# Start of Stored data
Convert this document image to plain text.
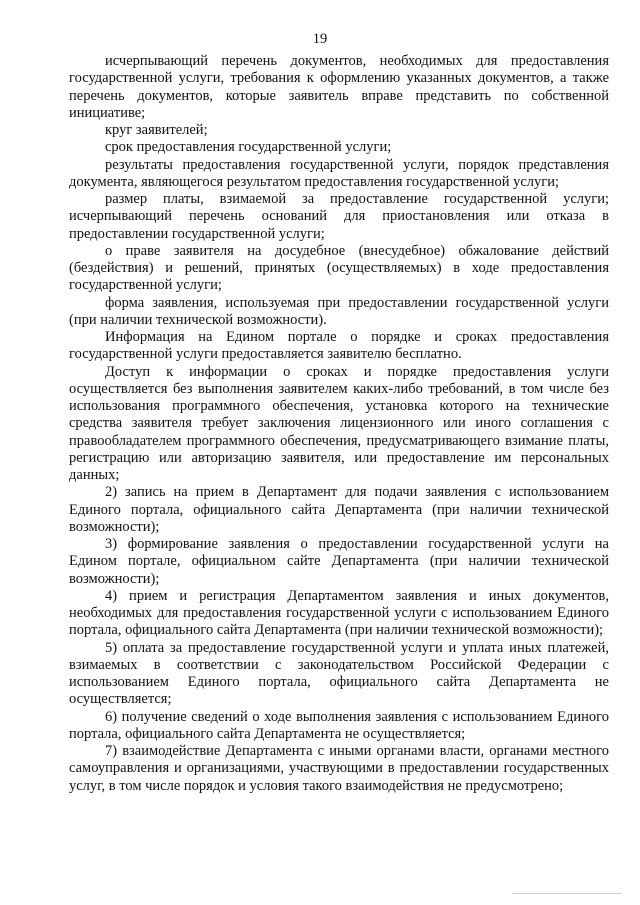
19

исчерпывающий перечень документов, необходимых для предоставления государственной услуги, требования к оформлению указанных документов, а также перечень документов, которые заявитель вправе представить по собственной инициативе;

круг заявителей;

срок предоставления государственной услуги;

результаты предоставления государственной услуги, порядок представления документа, являющегося результатом предоставления государственной услуги;

размер платы, взимаемой за предоставление государственной услуги; исчерпывающий перечень оснований для приостановления или отказа в предоставлении государственной услуги;

о праве заявителя на досудебное (внесудебное) обжалование действий (бездействия) и решений, принятых (осуществляемых) в ходе предоставления государственной услуги;

форма заявления, используемая при предоставлении государственной услуги (при наличии технической возможности).

Информация на Едином портале о порядке и сроках предоставления государственной услуги предоставляется заявителю бесплатно.

Доступ к информации о сроках и порядке предоставления услуги осуществляется без выполнения заявителем каких-либо требований, в том числе без использования программного обеспечения, установка которого на технические средства заявителя требует заключения лицензионного или иного соглашения с правообладателем программного обеспечения, предусматривающего взимание платы, регистрацию или авторизацию заявителя, или предоставление им персональных данных;

2) запись на прием в Департамент для подачи заявления с использованием Единого портала, официального сайта Департамента (при наличии технической возможности);

3) формирование заявления о предоставлении государственной услуги на Едином портале, официальном сайте Департамента (при наличии технической возможности);

4) прием и регистрация Департаментом заявления и иных документов, необходимых для предоставления государственной услуги с использованием Единого портала, официального сайта Департамента (при наличии технической возможности);

5) оплата за предоставление государственной услуги и уплата иных платежей, взимаемых в соответствии с законодательством Российской Федерации с использованием Единого портала, официального сайта Департамента не осуществляется;

6) получение сведений о ходе выполнения заявления с использованием Единого портала, официального сайта Департамента не осуществляется;

7) взаимодействие Департамента с иными органами власти, органами местного самоуправления и организациями, участвующими в предоставлении государственных услуг, в том числе порядок и условия такого взаимодействия не предусмотрено;
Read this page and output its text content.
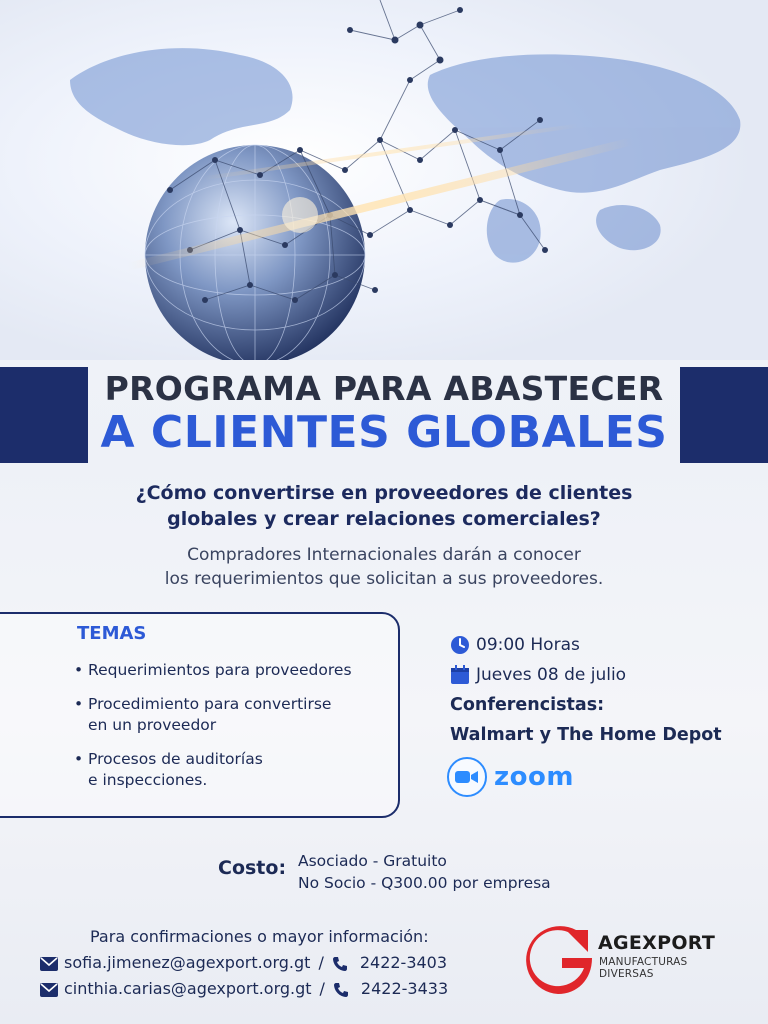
PROGRAMA PARA ABASTECER
A CLIENTES GLOBALES
¿Cómo convertirse en proveedores de clientes
globales y crear relaciones comerciales?
Compradores Internacionales darán a conocer
los requerimientos que solicitan a sus proveedores.
TEMAS
• Requerimientos para proveedores
• Procedimiento para convertirse
en un proveedor
• Procesos de auditorías
e inspecciones.
09:00 Horas
Jueves 08 de julio
Conferencistas:
Walmart y The Home Depot
zoom
Costo: Asociado - Gratuito
No Socio - Q300.00 por empresa
Para confirmaciones o mayor información:
sofia.jimenez@agexport.org.gt / 2422-3403
cinthia.carias@agexport.org.gt / 2422-3433
AGEXPORT
MANUFACTURAS
DIVERSAS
# End of Stored data
Exercise details
From the data above, show each line that contains "исчерпывающий".

Expected output
исчерпывающий перечень документов, необходимых для предоставления государственной услуги, требования к оформлению указанных документов, а также перечень документов, которые заявитель вправе представить по собственной инициативе;
размер платы, взимаемой за предоставление государственной услуги; исчерпывающий перечень оснований для приостановления или отказа в предоставлении государственной услуги;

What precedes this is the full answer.